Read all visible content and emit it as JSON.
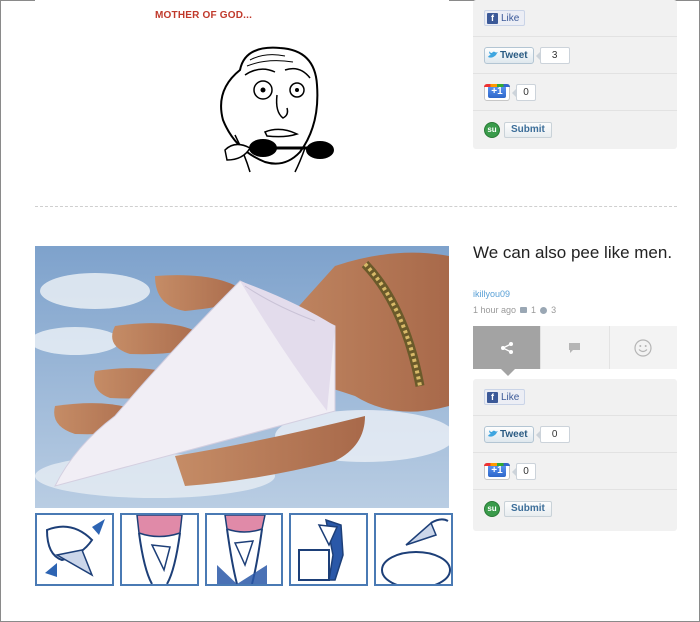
{
  "top_post": {
    "meme_caption": "MOTHER OF GOD...",
    "share": {
      "like_label": "Like",
      "tweet_label": "Tweet",
      "tweet_count": "3",
      "plusone_label": "+1",
      "plusone_count": "0",
      "submit_label": "Submit"
    }
  },
  "post": {
    "title": "We can also pee like men.",
    "author": "ikillyou09",
    "time": "1 hour ago",
    "comment_count": "1",
    "emotion_count": "3",
    "share": {
      "like_label": "Like",
      "tweet_label": "Tweet",
      "tweet_count": "0",
      "plusone_label": "+1",
      "plusone_count": "0",
      "submit_label": "Submit"
    },
    "action_tabs": [
      "share",
      "comment",
      "emotion"
    ]
  },
  "icons": {
    "facebook": "facebook-icon",
    "twitter": "twitter-bird-icon",
    "google_plus": "google-plus-icon",
    "stumbleupon": "stumbleupon-icon",
    "share": "share-icon",
    "comment": "comment-icon",
    "smiley": "smiley-icon"
  },
  "colors": {
    "caption_red": "#c0392b",
    "author_blue": "#5aa0d6",
    "panel_bg": "#f1f1f1",
    "active_tab": "#a3a3a3",
    "instruction_border": "#4a7ab4"
  }
}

REQUIREMENTS ▸ Write the listing above out again exactly, dropping each image.

SOLUTION FOR THIS TASK ▸
Read all visible content and emit it as JSON.
{
  "top_post": {
    "meme_caption": "MOTHER OF GOD...",
    "share": {
      "like_label": "Like",
      "tweet_label": "Tweet",
      "tweet_count": "3",
      "plusone_label": "+1",
      "plusone_count": "0",
      "submit_label": "Submit"
    }
  },
  "post": {
    "title": "We can also pee like men.",
    "author": "ikillyou09",
    "time": "1 hour ago",
    "comment_count": "1",
    "emotion_count": "3",
    "share": {
      "like_label": "Like",
      "tweet_label": "Tweet",
      "tweet_count": "0",
      "plusone_label": "+1",
      "plusone_count": "0",
      "submit_label": "Submit"
    },
    "action_tabs": [
      "share",
      "comment",
      "emotion"
    ]
  },
  "icons": {
    "facebook": "facebook-icon",
    "twitter": "twitter-bird-icon",
    "google_plus": "google-plus-icon",
    "stumbleupon": "stumbleupon-icon",
    "share": "share-icon",
    "comment": "comment-icon",
    "smiley": "smiley-icon"
  },
  "colors": {
    "caption_red": "#c0392b",
    "author_blue": "#5aa0d6",
    "panel_bg": "#f1f1f1",
    "active_tab": "#a3a3a3",
    "instruction_border": "#4a7ab4"
  }
}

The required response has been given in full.